══ PROVIDED DATA

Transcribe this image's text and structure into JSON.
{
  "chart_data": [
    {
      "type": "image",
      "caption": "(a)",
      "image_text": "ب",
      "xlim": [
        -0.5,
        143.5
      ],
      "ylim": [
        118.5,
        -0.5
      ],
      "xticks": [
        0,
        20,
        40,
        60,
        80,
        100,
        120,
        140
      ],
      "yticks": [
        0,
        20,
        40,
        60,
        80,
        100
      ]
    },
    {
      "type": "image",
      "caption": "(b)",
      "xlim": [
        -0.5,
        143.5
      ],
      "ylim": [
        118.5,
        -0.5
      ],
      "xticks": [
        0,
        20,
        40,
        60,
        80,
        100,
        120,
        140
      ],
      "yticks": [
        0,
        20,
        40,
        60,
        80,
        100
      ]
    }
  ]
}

════

**PROBLEM TO SOLVE:** The listing above should be transcribed in full, exactly as written.

**RESULT FOR THIS EXERCISE:**
Transcribe this image's text and structure into JSON.
{
  "chart_data": [
    {
      "type": "image",
      "caption": "(a)",
      "image_text": "ب",
      "xlim": [
        -0.5,
        143.5
      ],
      "ylim": [
        118.5,
        -0.5
      ],
      "xticks": [
        0,
        20,
        40,
        60,
        80,
        100,
        120,
        140
      ],
      "yticks": [
        0,
        20,
        40,
        60,
        80,
        100
      ]
    },
    {
      "type": "image",
      "caption": "(b)",
      "xlim": [
        -0.5,
        143.5
      ],
      "ylim": [
        118.5,
        -0.5
      ],
      "xticks": [
        0,
        20,
        40,
        60,
        80,
        100,
        120,
        140
      ],
      "yticks": [
        0,
        20,
        40,
        60,
        80,
        100
      ]
    }
  ]
}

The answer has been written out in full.